§ Aim
Give a count of the lines below that have the string "tell" in them, with no other words.

§ Dataset excerpts

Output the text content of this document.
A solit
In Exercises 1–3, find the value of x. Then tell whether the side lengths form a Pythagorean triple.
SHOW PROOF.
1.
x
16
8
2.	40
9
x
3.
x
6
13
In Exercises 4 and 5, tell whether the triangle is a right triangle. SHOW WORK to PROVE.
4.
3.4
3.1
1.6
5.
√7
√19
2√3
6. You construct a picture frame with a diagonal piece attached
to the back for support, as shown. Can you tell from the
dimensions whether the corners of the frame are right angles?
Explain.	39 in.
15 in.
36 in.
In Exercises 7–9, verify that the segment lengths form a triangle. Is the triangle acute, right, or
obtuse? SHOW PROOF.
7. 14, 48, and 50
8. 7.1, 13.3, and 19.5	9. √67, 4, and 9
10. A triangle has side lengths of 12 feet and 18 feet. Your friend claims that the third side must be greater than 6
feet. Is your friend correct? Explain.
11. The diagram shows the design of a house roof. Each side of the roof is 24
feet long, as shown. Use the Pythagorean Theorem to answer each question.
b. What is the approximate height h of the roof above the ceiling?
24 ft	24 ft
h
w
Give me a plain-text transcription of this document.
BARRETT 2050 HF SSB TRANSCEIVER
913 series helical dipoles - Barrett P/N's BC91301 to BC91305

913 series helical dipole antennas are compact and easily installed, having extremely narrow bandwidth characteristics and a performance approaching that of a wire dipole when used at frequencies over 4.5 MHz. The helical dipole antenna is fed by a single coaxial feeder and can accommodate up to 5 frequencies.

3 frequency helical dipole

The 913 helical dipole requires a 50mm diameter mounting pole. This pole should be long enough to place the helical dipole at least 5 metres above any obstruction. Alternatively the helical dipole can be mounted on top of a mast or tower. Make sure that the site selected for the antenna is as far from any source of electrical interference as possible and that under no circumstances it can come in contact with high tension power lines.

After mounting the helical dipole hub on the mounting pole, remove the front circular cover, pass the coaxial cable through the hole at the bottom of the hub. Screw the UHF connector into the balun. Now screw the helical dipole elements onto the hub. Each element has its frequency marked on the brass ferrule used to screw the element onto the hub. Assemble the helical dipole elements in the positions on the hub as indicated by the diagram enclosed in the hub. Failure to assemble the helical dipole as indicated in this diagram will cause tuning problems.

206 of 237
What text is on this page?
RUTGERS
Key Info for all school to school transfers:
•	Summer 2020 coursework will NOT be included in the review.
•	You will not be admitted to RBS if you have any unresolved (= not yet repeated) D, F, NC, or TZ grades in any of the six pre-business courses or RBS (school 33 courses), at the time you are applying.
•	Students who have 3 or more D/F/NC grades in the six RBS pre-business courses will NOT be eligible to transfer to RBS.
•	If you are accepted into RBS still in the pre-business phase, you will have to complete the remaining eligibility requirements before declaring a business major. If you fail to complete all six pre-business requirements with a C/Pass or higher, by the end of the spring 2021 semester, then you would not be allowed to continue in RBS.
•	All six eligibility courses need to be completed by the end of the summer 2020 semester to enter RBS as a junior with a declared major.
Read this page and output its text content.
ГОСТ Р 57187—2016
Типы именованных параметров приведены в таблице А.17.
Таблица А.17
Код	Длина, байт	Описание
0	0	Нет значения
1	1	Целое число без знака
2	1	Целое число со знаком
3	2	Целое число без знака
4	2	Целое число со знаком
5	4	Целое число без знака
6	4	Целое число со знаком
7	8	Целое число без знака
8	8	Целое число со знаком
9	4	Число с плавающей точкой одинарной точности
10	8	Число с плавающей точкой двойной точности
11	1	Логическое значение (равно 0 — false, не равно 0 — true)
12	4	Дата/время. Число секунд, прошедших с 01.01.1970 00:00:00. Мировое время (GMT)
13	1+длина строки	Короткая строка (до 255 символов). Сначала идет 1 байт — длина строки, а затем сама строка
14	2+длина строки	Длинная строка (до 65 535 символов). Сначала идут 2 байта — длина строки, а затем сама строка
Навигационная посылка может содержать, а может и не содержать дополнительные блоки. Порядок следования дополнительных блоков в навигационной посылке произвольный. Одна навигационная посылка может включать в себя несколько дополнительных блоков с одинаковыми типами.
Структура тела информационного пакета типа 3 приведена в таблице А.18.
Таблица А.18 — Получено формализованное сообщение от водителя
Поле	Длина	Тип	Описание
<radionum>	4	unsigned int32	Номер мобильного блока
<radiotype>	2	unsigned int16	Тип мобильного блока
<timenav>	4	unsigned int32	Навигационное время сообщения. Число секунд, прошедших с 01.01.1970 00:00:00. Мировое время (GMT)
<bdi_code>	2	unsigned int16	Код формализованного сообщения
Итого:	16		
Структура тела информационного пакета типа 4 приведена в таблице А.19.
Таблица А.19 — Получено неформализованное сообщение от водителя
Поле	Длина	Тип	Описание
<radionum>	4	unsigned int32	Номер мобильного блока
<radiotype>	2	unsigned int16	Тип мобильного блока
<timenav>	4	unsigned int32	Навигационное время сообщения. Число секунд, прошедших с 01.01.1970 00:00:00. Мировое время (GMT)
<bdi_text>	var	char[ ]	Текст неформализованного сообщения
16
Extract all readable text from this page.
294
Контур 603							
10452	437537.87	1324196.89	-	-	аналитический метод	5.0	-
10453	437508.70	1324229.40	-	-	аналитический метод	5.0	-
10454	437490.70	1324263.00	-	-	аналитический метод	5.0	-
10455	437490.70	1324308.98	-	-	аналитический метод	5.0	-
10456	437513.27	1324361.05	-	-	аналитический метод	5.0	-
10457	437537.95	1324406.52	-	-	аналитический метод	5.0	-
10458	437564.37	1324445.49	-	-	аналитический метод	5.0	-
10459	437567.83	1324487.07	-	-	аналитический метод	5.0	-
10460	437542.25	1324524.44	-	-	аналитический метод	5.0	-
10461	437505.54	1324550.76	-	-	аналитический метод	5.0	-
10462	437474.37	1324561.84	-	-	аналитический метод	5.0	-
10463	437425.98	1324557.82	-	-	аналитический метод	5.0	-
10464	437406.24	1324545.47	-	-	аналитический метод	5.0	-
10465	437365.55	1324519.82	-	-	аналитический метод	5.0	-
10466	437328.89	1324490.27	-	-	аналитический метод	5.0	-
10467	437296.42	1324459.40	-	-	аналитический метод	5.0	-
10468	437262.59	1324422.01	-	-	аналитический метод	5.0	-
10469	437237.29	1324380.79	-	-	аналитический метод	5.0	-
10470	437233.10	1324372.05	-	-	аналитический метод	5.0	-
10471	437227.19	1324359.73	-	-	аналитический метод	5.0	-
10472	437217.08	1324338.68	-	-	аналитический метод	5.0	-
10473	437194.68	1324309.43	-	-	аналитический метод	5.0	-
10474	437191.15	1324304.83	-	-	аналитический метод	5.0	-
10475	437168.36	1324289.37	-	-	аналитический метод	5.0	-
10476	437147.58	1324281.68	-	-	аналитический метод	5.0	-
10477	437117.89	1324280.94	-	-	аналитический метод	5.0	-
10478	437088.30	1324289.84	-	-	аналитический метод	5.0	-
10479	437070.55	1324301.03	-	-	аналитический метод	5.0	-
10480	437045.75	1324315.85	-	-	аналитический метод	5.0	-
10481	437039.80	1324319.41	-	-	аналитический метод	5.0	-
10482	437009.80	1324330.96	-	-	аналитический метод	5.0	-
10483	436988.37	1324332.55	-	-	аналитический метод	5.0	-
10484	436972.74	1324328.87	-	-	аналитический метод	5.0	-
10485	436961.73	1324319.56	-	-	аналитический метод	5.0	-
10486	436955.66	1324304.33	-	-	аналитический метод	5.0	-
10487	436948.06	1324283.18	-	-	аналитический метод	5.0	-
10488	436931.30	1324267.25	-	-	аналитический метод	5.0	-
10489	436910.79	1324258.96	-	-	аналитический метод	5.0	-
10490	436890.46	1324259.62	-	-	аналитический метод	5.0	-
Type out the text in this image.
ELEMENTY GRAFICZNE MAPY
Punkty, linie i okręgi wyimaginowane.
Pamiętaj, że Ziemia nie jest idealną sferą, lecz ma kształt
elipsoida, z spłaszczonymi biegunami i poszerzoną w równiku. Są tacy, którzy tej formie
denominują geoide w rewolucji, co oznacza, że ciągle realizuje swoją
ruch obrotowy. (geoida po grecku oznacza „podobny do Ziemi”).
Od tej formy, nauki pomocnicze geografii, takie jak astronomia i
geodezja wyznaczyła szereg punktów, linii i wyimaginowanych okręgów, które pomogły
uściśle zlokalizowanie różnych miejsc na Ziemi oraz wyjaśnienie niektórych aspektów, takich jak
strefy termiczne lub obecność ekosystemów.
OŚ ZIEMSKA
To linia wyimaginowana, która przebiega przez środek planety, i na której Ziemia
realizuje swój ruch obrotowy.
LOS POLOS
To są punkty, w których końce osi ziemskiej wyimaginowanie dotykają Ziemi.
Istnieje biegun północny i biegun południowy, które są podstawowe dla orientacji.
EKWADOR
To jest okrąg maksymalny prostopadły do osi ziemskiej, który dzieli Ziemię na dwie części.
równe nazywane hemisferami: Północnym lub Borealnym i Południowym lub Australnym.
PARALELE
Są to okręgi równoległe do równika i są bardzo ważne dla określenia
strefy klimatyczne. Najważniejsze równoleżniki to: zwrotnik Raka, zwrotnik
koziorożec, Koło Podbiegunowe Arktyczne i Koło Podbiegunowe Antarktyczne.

§ Worked solution
3